Goal of the exercise ▸ Exclude the pictures and reproduce the remaining data exactly as written.

--- start of Supplied data ---

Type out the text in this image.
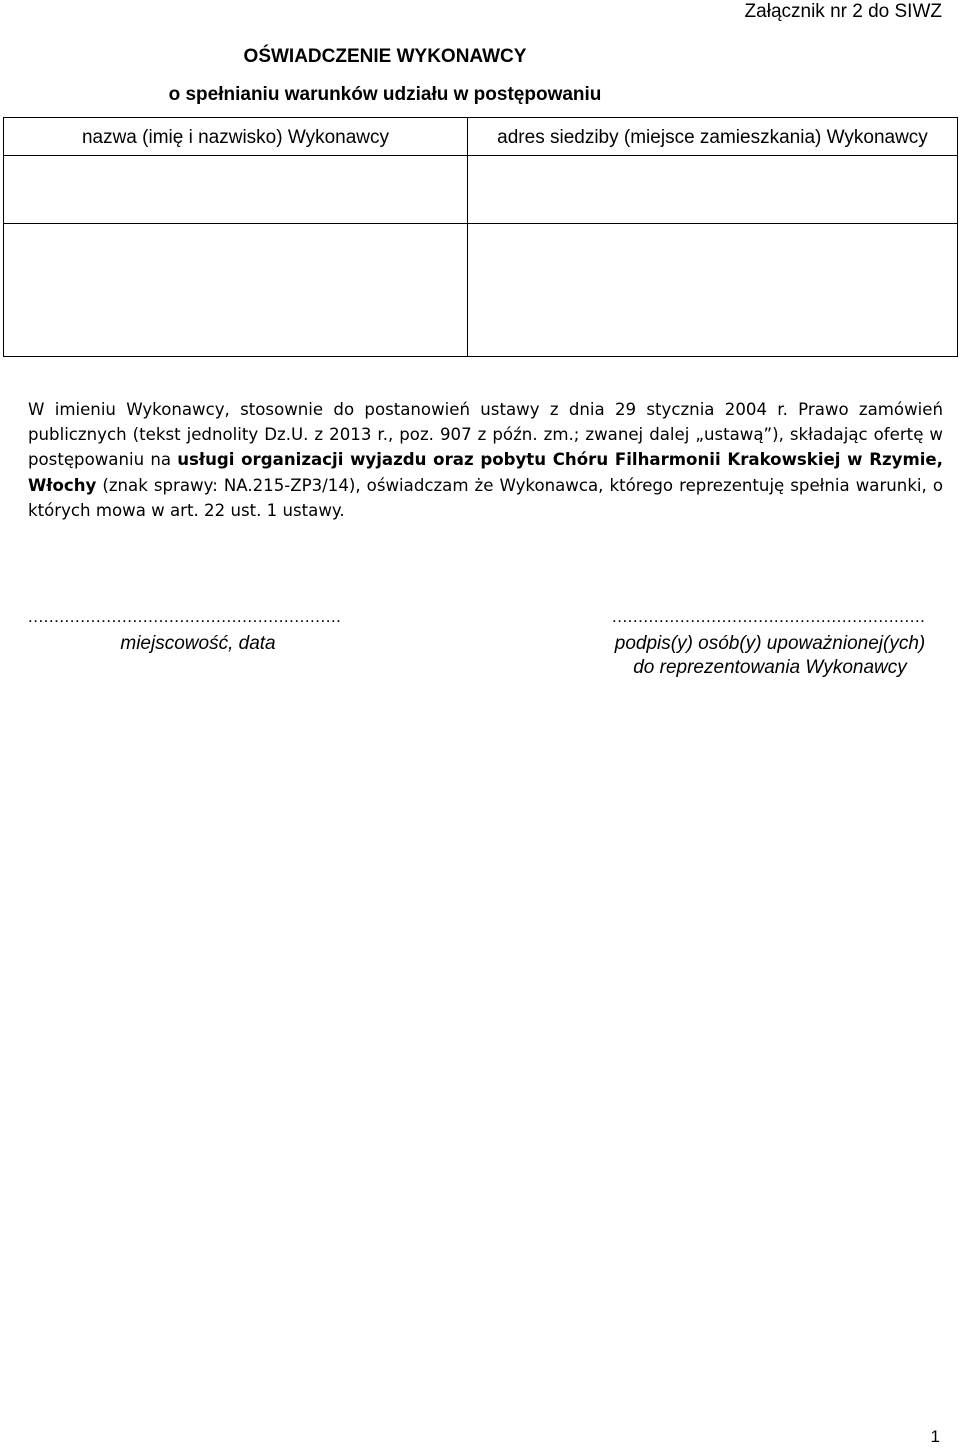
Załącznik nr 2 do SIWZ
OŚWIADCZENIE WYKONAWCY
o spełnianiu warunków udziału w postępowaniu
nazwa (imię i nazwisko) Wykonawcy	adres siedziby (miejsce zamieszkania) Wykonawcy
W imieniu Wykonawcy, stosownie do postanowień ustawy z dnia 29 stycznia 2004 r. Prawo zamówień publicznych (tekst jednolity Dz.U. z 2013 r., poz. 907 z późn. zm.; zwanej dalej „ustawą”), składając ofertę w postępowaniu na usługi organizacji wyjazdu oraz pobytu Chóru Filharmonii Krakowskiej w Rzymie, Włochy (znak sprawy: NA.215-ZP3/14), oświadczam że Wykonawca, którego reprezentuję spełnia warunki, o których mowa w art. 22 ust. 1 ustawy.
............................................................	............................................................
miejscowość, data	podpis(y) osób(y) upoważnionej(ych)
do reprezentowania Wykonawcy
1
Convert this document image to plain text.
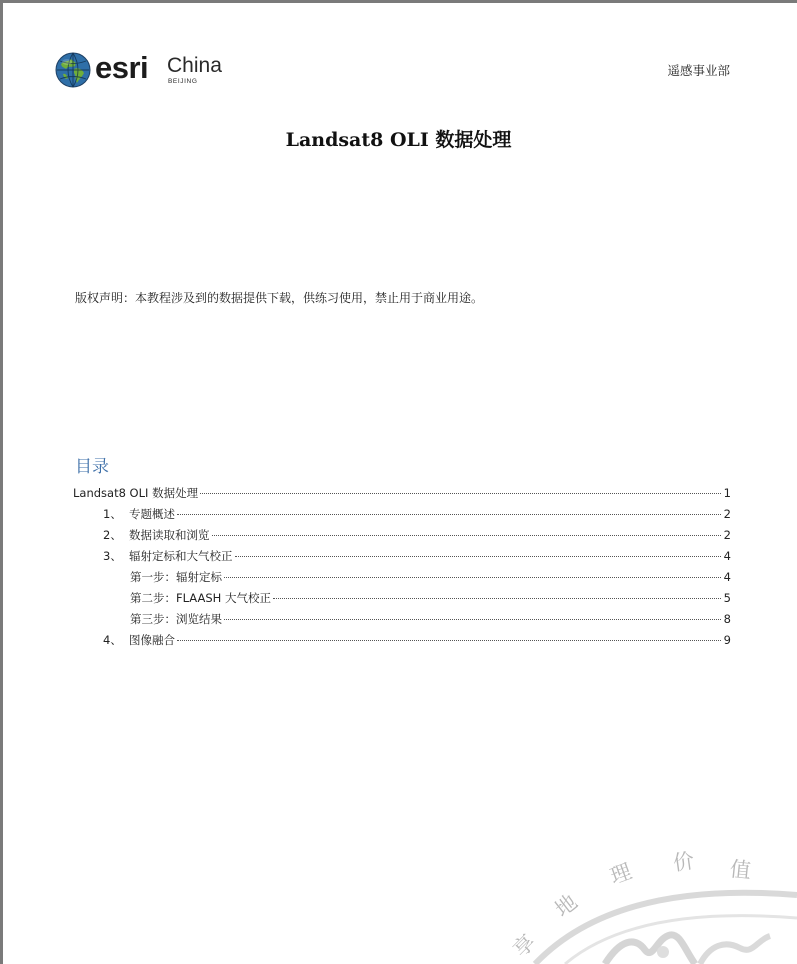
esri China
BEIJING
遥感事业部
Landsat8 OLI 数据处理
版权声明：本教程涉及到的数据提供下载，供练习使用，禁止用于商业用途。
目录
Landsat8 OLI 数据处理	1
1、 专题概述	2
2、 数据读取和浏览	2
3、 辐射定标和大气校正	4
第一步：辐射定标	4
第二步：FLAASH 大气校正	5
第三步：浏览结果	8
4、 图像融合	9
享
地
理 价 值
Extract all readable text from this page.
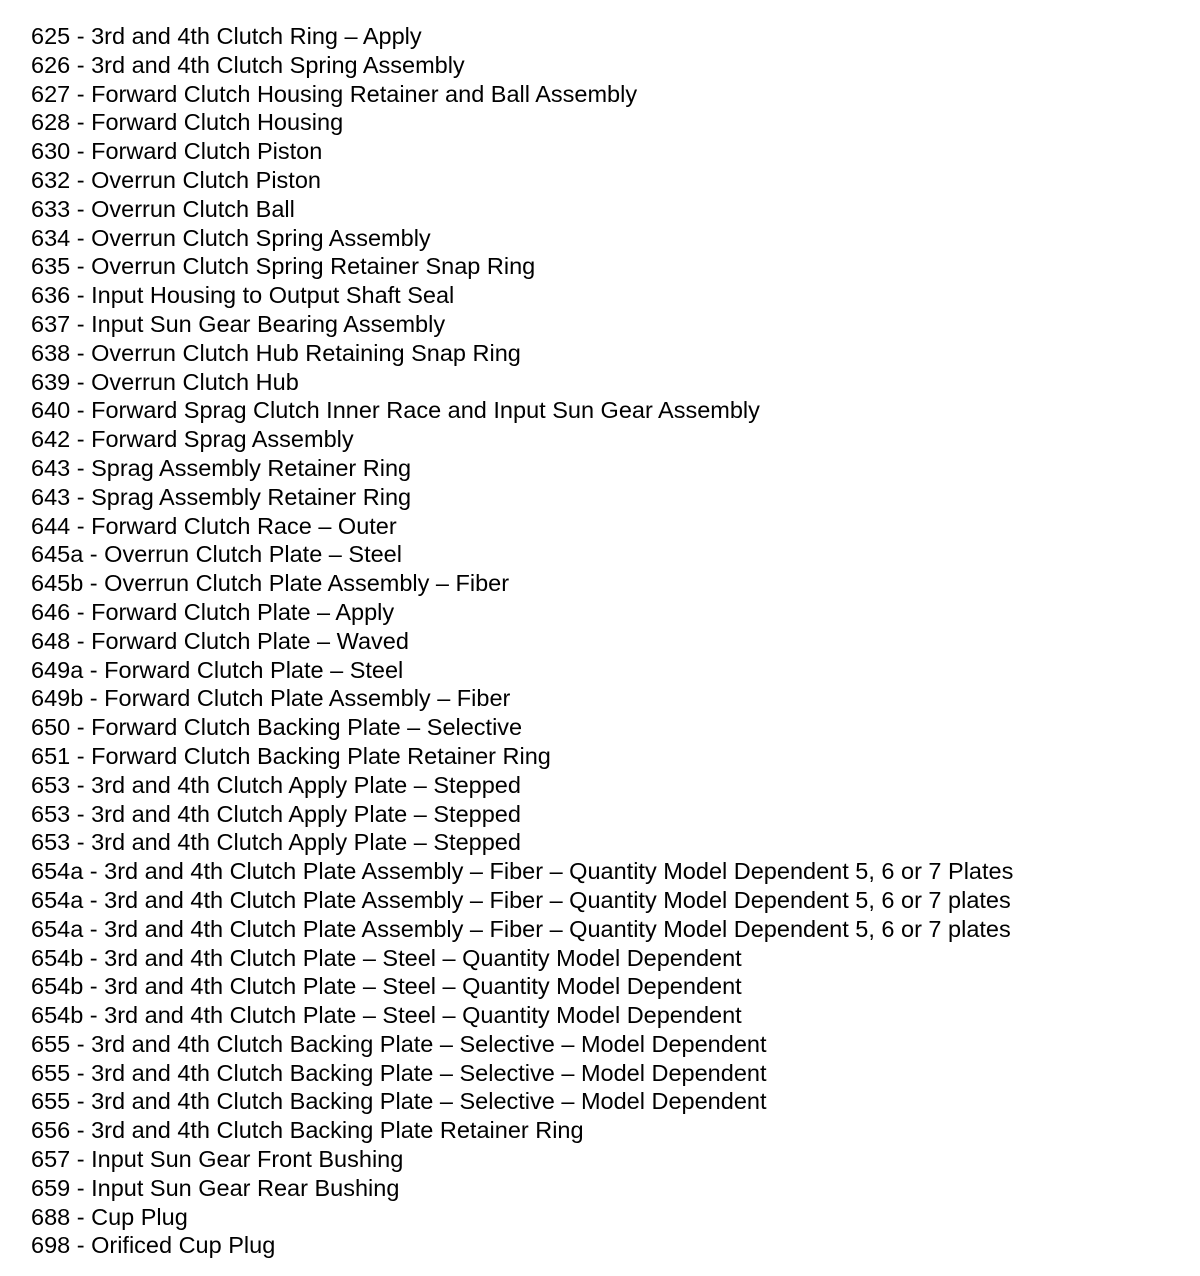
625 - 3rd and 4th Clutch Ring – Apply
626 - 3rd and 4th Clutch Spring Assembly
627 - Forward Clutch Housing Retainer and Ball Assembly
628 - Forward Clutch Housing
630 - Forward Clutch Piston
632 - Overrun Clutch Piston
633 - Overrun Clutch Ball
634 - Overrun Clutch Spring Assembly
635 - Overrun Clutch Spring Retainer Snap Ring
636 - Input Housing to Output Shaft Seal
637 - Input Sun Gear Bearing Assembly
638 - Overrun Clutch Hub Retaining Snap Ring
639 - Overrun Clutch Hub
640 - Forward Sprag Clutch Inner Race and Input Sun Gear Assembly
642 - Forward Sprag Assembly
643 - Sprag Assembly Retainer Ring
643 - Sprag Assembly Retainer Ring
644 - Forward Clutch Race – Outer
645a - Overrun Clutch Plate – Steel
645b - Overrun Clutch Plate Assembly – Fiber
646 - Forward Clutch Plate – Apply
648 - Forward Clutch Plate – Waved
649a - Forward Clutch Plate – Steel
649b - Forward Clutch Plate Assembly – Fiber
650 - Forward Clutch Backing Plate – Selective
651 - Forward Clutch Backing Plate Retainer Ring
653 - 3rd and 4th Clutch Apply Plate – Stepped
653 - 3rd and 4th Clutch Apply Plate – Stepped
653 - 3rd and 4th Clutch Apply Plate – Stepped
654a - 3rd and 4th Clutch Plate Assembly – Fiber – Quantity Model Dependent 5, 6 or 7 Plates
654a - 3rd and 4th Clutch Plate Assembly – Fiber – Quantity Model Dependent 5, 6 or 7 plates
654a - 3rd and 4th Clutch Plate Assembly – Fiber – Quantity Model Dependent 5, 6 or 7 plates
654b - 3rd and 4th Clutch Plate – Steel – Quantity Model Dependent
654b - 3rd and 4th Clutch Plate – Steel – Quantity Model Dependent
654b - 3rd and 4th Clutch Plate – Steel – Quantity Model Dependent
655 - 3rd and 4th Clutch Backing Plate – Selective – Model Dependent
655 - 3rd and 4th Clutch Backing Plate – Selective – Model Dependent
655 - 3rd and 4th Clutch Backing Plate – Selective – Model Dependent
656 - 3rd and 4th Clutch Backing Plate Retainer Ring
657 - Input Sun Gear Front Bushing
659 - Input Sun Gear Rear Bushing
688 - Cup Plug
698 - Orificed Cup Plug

--- end of Supplied data ---

Output below ▸
Type out the text in this image.
Załącznik nr 2 do SIWZ
OŚWIADCZENIE WYKONAWCY
o spełnianiu warunków udziału w postępowaniu
nazwa (imię i nazwisko) Wykonawcy	adres siedziby (miejsce zamieszkania) Wykonawcy
W imieniu Wykonawcy, stosownie do postanowień ustawy z dnia 29 stycznia 2004 r. Prawo zamówień publicznych (tekst jednolity Dz.U. z 2013 r., poz. 907 z późn. zm.; zwanej dalej „ustawą”), składając ofertę w postępowaniu na usługi organizacji wyjazdu oraz pobytu Chóru Filharmonii Krakowskiej w Rzymie, Włochy (znak sprawy: NA.215-ZP3/14), oświadczam że Wykonawca, którego reprezentuję spełnia warunki, o których mowa w art. 22 ust. 1 ustawy.
............................................................	............................................................
miejscowość, data	podpis(y) osób(y) upoważnionej(ych)
do reprezentowania Wykonawcy
1
Convert this document image to plain text.
esri China
BEIJING
遥感事业部
Landsat8 OLI 数据处理
版权声明：本教程涉及到的数据提供下载，供练习使用，禁止用于商业用途。
目录
Landsat8 OLI 数据处理	1
1、 专题概述	2
2、 数据读取和浏览	2
3、 辐射定标和大气校正	4
第一步：辐射定标	4
第二步：FLAASH 大气校正	5
第三步：浏览结果	8
4、 图像融合	9
享
地
理 价 值
Extract all readable text from this page.
625 - 3rd and 4th Clutch Ring – Apply
626 - 3rd and 4th Clutch Spring Assembly
627 - Forward Clutch Housing Retainer and Ball Assembly
628 - Forward Clutch Housing
630 - Forward Clutch Piston
632 - Overrun Clutch Piston
633 - Overrun Clutch Ball
634 - Overrun Clutch Spring Assembly
635 - Overrun Clutch Spring Retainer Snap Ring
636 - Input Housing to Output Shaft Seal
637 - Input Sun Gear Bearing Assembly
638 - Overrun Clutch Hub Retaining Snap Ring
639 - Overrun Clutch Hub
640 - Forward Sprag Clutch Inner Race and Input Sun Gear Assembly
642 - Forward Sprag Assembly
643 - Sprag Assembly Retainer Ring
643 - Sprag Assembly Retainer Ring
644 - Forward Clutch Race – Outer
645a - Overrun Clutch Plate – Steel
645b - Overrun Clutch Plate Assembly – Fiber
646 - Forward Clutch Plate – Apply
648 - Forward Clutch Plate – Waved
649a - Forward Clutch Plate – Steel
649b - Forward Clutch Plate Assembly – Fiber
650 - Forward Clutch Backing Plate – Selective
651 - Forward Clutch Backing Plate Retainer Ring
653 - 3rd and 4th Clutch Apply Plate – Stepped
653 - 3rd and 4th Clutch Apply Plate – Stepped
653 - 3rd and 4th Clutch Apply Plate – Stepped
654a - 3rd and 4th Clutch Plate Assembly – Fiber – Quantity Model Dependent 5, 6 or 7 Plates
654a - 3rd and 4th Clutch Plate Assembly – Fiber – Quantity Model Dependent 5, 6 or 7 plates
654a - 3rd and 4th Clutch Plate Assembly – Fiber – Quantity Model Dependent 5, 6 or 7 plates
654b - 3rd and 4th Clutch Plate – Steel – Quantity Model Dependent
654b - 3rd and 4th Clutch Plate – Steel – Quantity Model Dependent
654b - 3rd and 4th Clutch Plate – Steel – Quantity Model Dependent
655 - 3rd and 4th Clutch Backing Plate – Selective – Model Dependent
655 - 3rd and 4th Clutch Backing Plate – Selective – Model Dependent
655 - 3rd and 4th Clutch Backing Plate – Selective – Model Dependent
656 - 3rd and 4th Clutch Backing Plate Retainer Ring
657 - Input Sun Gear Front Bushing
659 - Input Sun Gear Rear Bushing
688 - Cup Plug
698 - Orificed Cup Plug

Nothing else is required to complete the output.